(Saved data entries)
• • •

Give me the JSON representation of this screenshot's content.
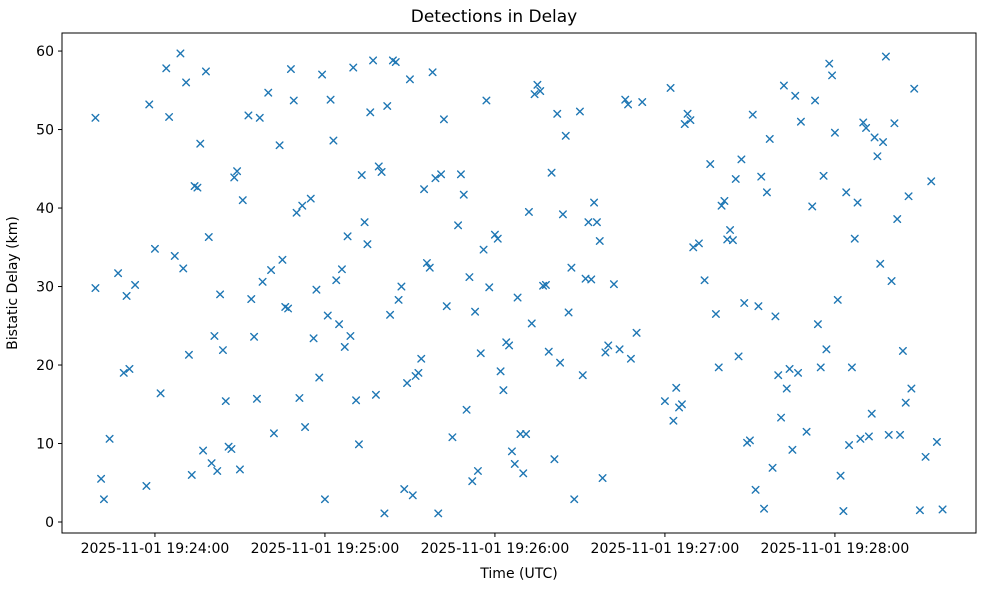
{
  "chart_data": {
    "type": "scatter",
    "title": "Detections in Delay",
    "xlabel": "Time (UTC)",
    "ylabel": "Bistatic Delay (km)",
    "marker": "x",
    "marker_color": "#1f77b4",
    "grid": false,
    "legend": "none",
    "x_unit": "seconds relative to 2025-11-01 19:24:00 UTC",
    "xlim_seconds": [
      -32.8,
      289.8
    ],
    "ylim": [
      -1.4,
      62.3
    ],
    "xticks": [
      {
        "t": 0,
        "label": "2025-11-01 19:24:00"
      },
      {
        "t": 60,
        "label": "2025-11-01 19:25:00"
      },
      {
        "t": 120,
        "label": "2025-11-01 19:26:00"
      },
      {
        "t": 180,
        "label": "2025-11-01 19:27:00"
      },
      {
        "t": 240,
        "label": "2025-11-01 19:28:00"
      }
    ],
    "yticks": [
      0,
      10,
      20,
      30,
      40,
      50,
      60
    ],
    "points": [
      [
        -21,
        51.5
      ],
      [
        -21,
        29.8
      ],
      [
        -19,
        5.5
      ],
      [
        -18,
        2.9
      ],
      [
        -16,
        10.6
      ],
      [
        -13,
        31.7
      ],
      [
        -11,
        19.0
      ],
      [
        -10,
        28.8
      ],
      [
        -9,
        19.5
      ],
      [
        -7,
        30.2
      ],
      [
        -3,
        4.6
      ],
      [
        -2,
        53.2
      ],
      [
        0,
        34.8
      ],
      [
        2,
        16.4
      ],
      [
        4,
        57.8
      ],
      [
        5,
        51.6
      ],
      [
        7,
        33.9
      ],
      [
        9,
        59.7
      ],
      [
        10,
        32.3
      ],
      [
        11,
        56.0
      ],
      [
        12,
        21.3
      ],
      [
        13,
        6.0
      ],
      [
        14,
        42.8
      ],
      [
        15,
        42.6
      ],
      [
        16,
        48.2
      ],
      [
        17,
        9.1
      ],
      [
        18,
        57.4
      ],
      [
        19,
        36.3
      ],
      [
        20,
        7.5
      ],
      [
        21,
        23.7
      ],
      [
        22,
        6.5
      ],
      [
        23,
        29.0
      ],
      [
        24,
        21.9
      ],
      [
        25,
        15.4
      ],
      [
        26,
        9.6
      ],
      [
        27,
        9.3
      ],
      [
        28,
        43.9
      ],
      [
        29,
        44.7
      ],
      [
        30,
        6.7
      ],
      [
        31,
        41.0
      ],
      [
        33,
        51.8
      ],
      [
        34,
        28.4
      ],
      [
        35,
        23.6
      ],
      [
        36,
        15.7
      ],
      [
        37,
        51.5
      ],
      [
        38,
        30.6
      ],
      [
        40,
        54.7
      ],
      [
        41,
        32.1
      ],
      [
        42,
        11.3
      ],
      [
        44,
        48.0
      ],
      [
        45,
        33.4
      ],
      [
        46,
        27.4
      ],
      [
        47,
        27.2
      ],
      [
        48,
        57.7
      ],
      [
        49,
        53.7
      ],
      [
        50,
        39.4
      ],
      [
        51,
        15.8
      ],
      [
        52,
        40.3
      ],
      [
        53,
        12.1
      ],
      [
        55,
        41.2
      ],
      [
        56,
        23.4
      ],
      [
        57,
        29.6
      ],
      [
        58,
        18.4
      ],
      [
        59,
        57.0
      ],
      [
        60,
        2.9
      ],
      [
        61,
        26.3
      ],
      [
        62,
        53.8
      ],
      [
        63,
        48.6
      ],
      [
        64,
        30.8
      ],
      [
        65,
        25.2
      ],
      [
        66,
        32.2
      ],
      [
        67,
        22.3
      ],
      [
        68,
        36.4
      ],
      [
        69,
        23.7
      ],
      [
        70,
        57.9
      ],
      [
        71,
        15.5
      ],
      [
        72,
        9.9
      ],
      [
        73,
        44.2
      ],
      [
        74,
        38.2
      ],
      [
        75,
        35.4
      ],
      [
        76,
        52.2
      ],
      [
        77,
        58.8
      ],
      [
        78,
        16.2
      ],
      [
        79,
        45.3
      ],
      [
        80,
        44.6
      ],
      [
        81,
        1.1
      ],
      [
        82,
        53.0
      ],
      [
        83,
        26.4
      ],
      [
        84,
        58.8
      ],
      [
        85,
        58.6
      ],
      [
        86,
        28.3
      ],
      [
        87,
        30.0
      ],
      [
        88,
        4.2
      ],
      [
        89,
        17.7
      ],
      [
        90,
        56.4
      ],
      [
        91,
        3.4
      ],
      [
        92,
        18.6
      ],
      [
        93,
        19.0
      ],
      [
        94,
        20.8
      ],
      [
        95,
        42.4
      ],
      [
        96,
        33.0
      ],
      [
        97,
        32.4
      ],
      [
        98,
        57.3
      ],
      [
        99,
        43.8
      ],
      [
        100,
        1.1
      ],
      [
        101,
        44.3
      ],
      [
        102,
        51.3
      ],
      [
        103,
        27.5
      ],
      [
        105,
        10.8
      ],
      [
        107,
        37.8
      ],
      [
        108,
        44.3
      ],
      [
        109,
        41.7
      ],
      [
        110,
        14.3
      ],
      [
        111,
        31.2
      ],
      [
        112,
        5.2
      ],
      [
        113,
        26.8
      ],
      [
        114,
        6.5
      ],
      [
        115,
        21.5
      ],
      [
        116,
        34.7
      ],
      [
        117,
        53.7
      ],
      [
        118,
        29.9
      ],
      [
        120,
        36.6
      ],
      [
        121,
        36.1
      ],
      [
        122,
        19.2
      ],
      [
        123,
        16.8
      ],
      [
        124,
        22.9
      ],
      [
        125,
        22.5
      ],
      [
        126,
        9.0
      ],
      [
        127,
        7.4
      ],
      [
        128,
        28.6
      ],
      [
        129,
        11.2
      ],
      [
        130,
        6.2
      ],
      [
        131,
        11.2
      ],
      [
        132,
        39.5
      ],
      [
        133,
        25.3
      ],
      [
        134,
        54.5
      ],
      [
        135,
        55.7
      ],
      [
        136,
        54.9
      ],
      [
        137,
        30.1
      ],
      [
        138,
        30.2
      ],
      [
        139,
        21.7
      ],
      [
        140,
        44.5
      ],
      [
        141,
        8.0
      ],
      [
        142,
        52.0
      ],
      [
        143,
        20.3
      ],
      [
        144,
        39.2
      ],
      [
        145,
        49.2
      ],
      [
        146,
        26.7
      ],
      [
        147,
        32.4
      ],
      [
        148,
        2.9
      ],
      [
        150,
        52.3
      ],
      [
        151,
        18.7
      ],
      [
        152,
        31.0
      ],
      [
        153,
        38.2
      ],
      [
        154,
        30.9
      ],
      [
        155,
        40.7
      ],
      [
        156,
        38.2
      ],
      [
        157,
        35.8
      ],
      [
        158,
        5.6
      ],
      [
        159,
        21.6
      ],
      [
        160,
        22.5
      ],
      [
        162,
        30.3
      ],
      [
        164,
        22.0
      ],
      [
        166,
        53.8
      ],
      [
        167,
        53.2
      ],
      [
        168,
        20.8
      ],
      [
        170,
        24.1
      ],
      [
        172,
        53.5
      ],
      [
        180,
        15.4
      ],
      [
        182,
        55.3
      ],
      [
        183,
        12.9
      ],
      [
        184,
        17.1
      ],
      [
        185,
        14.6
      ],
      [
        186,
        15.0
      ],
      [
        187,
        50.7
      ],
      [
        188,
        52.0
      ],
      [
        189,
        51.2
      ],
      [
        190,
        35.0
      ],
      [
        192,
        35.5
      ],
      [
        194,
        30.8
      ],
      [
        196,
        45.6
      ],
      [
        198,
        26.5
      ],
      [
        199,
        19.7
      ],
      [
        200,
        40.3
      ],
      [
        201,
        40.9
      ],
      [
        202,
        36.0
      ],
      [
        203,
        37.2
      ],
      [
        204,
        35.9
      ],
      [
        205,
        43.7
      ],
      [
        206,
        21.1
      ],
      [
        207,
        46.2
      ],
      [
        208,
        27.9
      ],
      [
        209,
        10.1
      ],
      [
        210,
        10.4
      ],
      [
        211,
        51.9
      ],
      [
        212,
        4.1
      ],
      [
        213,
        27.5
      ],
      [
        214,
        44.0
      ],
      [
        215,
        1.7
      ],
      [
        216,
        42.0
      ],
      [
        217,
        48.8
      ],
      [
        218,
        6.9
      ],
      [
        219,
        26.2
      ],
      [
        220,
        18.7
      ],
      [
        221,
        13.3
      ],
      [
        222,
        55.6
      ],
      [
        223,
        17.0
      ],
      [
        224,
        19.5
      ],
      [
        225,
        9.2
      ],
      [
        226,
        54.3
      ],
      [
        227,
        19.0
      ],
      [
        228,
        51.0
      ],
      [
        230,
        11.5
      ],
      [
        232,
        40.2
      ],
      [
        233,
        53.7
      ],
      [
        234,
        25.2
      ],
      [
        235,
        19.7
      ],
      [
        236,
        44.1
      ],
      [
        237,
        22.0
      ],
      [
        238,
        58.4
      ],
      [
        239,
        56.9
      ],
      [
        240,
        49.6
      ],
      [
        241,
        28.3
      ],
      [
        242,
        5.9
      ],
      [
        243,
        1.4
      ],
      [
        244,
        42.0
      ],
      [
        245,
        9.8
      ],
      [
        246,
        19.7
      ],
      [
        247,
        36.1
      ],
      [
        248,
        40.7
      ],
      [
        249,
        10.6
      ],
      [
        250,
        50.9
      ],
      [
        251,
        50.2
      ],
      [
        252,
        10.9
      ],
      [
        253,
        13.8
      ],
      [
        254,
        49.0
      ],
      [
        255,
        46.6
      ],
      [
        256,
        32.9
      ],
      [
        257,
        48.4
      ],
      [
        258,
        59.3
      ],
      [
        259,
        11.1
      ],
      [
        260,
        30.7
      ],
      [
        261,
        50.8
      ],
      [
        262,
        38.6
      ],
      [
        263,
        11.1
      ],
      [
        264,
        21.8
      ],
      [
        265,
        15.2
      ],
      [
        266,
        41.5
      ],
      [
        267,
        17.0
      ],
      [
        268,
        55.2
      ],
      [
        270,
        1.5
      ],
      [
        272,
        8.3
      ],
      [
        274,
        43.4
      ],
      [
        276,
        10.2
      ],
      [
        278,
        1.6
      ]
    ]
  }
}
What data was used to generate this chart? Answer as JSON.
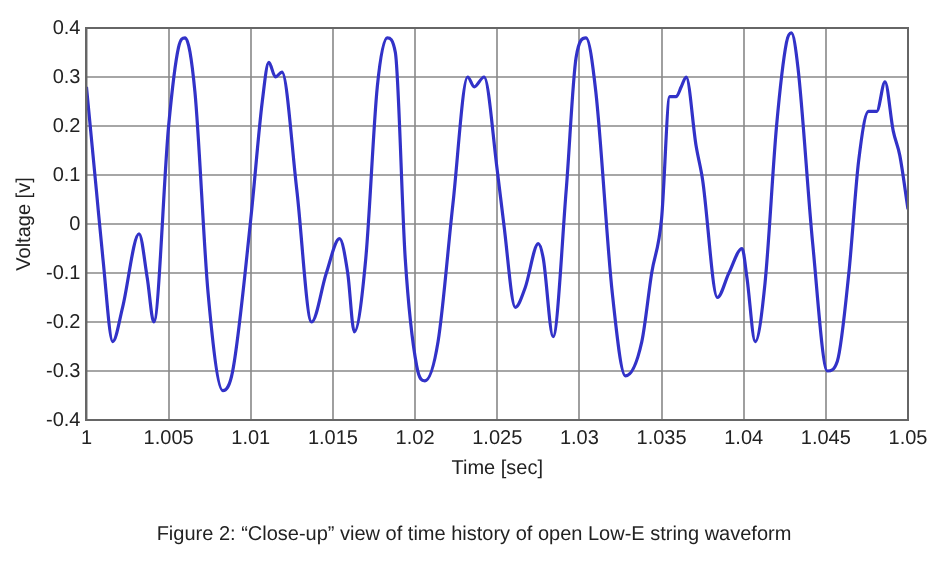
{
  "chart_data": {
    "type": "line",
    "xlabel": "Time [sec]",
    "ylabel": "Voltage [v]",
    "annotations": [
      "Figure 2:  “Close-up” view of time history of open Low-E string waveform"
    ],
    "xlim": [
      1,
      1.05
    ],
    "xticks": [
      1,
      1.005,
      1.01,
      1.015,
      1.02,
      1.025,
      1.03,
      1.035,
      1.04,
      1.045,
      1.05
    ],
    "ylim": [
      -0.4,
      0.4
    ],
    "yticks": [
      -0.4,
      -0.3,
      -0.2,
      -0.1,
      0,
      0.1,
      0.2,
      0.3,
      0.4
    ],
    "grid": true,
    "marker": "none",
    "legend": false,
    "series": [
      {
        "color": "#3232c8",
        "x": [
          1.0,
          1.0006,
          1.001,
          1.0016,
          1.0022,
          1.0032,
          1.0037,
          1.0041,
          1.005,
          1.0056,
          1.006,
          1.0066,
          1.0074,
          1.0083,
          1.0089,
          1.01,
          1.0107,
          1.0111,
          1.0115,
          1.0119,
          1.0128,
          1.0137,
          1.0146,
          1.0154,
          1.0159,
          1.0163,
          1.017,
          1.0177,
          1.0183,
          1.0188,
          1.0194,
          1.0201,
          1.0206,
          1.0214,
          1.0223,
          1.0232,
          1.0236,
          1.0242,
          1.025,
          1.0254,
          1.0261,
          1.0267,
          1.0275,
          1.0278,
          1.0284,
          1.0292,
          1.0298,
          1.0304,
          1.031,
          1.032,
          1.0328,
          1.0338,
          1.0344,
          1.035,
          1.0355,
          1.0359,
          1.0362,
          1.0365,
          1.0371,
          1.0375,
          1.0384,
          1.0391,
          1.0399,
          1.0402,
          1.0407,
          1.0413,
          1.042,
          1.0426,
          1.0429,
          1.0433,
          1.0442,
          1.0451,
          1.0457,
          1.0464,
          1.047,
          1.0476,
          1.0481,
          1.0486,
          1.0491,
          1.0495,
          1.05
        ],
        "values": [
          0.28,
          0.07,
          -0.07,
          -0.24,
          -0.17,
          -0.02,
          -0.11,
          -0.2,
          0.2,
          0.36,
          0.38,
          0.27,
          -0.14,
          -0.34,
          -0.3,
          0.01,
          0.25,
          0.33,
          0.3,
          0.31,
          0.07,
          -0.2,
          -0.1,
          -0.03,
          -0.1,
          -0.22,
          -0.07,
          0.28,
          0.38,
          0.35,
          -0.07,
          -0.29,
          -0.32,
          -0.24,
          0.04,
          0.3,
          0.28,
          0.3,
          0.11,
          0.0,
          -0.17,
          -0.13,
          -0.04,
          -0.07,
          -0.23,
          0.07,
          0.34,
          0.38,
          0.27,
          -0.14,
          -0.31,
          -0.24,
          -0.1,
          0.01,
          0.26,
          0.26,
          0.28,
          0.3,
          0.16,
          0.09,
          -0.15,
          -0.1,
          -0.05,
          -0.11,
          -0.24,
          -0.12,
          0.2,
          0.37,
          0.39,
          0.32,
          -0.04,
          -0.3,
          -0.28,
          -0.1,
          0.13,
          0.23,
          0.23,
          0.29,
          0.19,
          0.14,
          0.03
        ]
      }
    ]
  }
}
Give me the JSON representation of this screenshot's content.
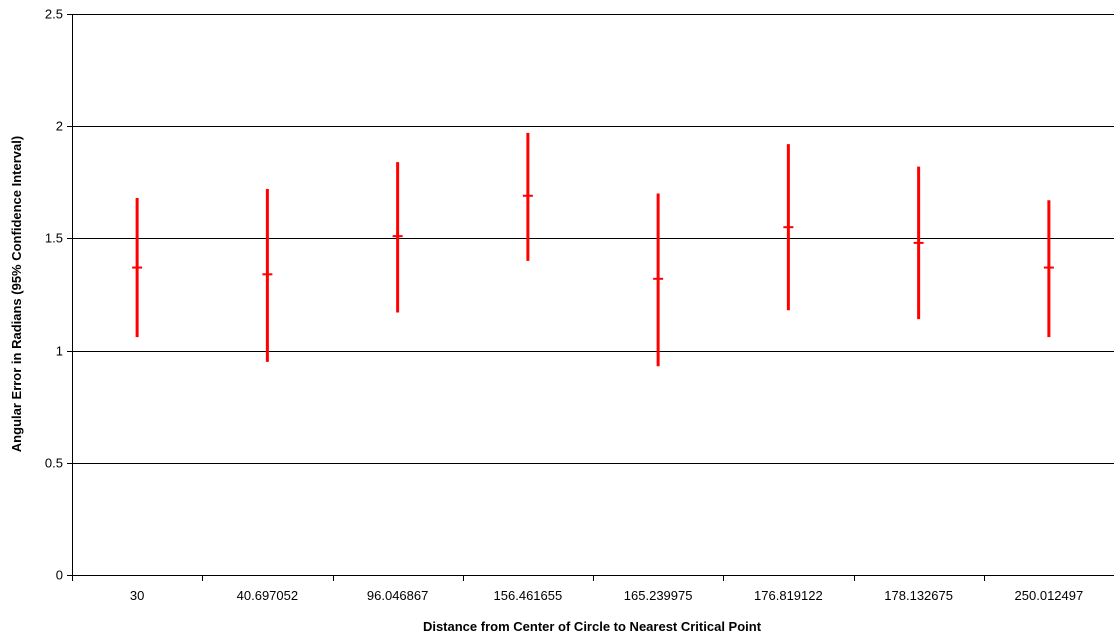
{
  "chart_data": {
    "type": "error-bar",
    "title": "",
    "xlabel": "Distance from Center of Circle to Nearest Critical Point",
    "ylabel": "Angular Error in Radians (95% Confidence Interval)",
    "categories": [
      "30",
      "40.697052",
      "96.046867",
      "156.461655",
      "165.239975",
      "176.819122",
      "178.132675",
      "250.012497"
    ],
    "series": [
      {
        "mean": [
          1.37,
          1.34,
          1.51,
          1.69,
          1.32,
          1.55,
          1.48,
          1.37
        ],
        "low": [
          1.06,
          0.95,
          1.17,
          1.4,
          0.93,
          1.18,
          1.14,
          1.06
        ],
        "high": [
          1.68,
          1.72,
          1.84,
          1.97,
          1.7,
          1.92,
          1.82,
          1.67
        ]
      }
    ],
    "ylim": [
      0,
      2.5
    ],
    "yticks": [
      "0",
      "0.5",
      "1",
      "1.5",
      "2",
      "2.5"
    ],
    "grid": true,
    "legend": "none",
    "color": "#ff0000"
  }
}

• • •

Some lines of the data may hold the word "ylabel". Say how many do, with nothing else.

Answer for the task = 3